==== Source data ====

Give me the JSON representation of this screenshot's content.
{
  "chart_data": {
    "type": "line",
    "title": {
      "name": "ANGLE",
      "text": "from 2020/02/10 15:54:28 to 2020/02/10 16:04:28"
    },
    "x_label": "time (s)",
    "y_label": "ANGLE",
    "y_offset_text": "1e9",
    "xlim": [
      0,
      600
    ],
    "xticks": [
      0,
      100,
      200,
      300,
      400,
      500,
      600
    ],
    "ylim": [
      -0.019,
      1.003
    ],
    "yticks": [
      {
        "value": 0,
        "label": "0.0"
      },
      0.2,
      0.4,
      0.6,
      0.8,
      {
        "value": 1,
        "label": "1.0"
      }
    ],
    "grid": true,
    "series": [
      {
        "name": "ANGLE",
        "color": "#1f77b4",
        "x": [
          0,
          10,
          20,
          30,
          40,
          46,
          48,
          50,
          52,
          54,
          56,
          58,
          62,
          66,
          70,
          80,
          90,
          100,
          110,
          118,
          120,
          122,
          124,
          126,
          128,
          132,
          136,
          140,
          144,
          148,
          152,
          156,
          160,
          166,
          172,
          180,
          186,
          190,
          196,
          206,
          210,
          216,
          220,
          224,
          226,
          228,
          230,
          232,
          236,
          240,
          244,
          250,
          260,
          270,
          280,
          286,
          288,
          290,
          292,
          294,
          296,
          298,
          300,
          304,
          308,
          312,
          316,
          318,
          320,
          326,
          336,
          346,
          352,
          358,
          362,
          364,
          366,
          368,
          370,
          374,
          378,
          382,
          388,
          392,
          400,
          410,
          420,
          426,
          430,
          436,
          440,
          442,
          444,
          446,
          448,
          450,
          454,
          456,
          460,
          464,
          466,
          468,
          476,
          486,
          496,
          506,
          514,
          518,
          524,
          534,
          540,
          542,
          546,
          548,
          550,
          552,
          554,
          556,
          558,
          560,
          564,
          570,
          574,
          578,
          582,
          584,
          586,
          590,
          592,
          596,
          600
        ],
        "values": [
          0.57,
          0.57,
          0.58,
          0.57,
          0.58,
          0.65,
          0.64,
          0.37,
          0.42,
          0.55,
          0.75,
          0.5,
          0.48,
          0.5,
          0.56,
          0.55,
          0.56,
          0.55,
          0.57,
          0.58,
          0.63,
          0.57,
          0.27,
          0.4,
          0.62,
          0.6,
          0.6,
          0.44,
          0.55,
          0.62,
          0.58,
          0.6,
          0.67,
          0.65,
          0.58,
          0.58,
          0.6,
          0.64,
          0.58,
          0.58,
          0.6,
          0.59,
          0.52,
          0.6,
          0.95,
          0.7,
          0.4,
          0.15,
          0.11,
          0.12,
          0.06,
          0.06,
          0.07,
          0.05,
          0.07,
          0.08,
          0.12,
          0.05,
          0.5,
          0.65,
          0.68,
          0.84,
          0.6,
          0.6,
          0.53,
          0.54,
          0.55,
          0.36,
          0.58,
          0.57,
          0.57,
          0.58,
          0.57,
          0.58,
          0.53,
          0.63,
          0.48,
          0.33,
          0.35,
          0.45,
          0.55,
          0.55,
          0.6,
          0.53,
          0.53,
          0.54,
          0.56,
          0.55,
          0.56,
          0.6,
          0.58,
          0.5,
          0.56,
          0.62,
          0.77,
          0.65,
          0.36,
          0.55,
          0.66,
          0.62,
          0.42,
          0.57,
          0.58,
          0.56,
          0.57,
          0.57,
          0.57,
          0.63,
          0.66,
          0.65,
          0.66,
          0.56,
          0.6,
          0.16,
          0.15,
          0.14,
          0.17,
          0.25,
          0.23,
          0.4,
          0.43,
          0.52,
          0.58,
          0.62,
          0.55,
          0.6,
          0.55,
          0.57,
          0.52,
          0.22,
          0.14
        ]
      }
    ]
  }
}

====
==== Source data ====

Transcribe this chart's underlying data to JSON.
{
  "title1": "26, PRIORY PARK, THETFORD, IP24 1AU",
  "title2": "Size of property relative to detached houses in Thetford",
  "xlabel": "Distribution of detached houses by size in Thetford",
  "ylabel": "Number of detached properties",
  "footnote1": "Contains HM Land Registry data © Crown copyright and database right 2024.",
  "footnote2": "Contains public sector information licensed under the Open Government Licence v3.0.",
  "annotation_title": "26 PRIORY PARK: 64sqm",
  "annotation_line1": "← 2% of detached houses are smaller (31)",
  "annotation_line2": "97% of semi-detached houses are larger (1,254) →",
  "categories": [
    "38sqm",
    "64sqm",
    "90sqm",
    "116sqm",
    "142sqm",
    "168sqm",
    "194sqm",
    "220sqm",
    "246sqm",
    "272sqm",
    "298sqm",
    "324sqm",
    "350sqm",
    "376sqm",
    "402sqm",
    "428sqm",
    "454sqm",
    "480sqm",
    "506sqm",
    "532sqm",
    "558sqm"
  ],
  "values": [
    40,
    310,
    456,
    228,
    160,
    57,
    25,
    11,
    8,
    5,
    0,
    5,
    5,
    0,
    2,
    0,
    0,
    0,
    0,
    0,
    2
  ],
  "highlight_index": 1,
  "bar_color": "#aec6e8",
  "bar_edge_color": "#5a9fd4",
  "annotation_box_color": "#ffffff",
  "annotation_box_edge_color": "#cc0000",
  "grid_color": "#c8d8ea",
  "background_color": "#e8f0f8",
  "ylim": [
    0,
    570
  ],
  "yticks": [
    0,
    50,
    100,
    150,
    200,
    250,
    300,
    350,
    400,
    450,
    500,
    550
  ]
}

====

Check all the records above and select each line where the string "PRIORY" is found.

## Output for this task
  "title1": "26, PRIORY PARK, THETFORD, IP24 1AU",
  "annotation_title": "26 PRIORY PARK: 64sqm",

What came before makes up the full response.